CHALLENGE: Look through the material below, count the lines containing the word "daily", and state only the count.

[Lines of data]
* * * * * * *

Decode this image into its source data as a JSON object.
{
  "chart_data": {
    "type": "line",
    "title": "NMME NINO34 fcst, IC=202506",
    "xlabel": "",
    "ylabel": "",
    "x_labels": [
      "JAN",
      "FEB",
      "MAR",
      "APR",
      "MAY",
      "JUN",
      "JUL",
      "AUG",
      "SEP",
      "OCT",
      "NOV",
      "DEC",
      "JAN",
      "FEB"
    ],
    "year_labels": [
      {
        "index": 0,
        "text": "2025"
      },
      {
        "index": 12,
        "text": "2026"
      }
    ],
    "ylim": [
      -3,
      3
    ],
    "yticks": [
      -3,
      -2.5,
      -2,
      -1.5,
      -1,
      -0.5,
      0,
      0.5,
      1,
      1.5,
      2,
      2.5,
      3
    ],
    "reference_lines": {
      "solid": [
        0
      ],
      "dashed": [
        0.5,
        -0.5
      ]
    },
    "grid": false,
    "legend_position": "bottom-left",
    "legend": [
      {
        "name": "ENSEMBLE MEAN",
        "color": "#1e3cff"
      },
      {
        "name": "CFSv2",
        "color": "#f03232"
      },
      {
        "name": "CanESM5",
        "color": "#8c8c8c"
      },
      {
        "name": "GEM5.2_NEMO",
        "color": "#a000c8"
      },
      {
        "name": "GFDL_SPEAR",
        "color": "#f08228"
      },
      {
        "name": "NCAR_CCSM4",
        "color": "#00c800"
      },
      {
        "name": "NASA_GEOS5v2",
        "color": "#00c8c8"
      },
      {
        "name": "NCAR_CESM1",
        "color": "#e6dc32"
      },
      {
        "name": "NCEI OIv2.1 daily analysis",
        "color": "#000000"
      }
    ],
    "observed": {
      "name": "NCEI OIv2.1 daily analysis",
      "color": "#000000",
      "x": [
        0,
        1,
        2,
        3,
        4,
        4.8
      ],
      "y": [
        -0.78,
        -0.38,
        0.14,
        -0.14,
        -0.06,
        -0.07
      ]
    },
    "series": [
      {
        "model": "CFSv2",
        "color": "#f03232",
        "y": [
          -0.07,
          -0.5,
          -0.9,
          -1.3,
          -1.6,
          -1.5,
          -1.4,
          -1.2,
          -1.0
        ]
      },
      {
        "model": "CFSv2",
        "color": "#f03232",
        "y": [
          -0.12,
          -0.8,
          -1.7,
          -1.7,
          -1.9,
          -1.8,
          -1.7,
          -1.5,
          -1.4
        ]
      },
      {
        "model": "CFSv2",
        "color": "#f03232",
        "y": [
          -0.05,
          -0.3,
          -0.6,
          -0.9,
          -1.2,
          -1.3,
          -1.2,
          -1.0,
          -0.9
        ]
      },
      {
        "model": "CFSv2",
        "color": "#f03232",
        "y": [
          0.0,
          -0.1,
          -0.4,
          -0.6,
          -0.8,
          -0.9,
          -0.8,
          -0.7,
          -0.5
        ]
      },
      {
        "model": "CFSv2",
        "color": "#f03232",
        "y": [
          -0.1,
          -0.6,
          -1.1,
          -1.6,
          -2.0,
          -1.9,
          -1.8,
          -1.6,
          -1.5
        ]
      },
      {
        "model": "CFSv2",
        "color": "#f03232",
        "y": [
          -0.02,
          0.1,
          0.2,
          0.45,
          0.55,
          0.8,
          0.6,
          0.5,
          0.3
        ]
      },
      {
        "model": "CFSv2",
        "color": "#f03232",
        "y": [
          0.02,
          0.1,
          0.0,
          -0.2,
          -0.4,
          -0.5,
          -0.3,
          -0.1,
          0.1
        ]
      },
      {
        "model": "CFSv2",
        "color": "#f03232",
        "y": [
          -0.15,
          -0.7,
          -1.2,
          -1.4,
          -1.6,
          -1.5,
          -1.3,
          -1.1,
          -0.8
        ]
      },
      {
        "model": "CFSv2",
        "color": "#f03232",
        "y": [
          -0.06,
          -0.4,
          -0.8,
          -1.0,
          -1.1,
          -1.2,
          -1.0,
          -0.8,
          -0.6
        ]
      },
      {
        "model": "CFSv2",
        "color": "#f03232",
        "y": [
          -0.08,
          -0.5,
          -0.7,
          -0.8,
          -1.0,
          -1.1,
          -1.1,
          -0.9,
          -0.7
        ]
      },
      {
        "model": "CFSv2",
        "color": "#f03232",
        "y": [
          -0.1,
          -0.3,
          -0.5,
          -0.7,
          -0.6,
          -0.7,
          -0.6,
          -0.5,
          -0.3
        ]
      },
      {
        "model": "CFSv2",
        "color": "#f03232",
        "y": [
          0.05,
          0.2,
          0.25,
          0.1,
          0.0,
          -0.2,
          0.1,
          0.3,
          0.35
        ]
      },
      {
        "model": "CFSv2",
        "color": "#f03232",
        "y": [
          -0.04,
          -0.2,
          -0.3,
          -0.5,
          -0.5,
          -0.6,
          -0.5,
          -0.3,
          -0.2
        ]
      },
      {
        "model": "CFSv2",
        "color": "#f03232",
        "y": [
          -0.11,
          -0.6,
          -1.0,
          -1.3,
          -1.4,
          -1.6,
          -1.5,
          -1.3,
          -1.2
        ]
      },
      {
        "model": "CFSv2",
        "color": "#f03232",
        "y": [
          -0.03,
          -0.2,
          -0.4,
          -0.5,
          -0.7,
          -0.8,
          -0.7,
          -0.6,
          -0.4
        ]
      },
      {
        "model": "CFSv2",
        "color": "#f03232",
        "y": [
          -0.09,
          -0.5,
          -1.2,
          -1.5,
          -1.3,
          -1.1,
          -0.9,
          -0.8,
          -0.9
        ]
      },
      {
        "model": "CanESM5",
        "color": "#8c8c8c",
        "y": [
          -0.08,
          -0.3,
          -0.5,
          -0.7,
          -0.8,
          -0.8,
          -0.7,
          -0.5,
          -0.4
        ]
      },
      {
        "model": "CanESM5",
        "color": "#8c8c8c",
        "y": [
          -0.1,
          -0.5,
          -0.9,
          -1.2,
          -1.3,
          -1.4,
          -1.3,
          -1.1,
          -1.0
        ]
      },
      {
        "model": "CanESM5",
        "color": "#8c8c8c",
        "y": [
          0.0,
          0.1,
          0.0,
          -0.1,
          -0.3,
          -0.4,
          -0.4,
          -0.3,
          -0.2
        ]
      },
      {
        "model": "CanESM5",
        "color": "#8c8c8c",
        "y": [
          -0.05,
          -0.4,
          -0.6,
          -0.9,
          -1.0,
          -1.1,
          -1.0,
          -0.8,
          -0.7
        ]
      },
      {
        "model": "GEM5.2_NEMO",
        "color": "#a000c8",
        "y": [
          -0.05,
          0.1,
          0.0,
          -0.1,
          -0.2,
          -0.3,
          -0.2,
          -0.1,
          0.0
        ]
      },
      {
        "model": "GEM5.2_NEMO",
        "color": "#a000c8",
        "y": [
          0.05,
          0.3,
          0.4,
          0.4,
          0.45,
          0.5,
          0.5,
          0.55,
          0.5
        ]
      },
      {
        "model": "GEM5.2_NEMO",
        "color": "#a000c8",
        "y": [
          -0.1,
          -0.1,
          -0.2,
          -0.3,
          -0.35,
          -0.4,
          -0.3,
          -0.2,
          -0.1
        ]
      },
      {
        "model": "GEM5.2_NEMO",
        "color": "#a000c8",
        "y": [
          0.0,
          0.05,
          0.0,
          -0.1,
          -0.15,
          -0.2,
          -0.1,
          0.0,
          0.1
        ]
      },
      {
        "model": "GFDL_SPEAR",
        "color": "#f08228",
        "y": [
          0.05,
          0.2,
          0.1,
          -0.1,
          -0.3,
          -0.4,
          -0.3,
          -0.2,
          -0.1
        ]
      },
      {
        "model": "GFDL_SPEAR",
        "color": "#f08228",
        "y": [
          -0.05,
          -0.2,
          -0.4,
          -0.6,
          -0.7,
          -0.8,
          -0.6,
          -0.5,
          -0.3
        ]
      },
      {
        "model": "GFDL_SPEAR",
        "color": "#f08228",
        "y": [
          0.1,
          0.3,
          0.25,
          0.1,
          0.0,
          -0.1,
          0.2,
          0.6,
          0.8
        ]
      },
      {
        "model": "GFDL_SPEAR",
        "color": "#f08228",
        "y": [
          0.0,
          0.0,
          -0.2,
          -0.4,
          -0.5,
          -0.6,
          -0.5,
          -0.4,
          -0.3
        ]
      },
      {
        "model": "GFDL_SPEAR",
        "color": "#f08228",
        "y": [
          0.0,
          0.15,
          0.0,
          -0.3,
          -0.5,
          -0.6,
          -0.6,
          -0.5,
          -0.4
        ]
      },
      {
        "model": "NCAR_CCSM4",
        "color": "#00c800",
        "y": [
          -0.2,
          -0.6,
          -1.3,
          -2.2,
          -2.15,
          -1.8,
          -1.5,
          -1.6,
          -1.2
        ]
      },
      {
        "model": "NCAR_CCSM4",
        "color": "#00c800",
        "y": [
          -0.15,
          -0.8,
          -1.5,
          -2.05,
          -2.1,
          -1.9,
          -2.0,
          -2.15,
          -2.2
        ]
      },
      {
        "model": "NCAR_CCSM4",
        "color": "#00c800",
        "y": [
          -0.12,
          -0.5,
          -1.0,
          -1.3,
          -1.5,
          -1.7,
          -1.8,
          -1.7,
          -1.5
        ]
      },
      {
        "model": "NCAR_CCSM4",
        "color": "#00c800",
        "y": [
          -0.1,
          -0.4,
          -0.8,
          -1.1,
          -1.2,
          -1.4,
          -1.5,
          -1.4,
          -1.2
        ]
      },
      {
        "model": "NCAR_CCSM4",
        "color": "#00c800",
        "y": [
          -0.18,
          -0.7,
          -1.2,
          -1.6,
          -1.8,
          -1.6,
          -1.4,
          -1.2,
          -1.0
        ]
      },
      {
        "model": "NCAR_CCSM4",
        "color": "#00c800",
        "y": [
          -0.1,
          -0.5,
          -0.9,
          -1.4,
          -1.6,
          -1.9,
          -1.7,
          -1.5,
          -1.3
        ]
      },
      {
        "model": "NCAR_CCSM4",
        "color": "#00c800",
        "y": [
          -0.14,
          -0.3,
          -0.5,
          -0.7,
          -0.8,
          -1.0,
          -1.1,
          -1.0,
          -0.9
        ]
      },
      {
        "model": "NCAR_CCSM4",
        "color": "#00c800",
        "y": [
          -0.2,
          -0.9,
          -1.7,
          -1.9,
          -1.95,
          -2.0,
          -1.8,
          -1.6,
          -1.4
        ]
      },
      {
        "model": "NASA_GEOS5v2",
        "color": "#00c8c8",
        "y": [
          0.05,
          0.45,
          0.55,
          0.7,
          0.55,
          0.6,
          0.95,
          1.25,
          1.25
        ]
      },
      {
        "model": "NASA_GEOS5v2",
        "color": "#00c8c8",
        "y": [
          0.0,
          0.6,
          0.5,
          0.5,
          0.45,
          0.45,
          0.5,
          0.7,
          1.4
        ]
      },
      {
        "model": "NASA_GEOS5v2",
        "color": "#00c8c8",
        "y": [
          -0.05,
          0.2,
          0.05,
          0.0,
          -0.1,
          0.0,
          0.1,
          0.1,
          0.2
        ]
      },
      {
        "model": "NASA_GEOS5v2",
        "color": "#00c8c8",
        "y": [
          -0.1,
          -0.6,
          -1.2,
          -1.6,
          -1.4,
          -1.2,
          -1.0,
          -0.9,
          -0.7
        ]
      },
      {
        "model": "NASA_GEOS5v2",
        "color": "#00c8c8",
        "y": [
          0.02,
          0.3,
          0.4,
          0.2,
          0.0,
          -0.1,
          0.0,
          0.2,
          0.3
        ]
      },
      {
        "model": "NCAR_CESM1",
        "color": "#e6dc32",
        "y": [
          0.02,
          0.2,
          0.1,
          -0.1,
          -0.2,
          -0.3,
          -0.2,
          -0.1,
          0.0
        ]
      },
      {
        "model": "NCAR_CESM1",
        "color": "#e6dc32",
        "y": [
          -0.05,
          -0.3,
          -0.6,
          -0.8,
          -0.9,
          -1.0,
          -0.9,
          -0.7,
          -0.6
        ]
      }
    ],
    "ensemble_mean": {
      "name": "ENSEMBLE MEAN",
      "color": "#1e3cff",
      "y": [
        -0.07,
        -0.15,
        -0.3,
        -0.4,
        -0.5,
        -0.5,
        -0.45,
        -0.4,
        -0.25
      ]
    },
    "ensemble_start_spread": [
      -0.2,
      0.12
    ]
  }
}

* * * * * * *

RESPONSE FOR THIS EXERCISE: 2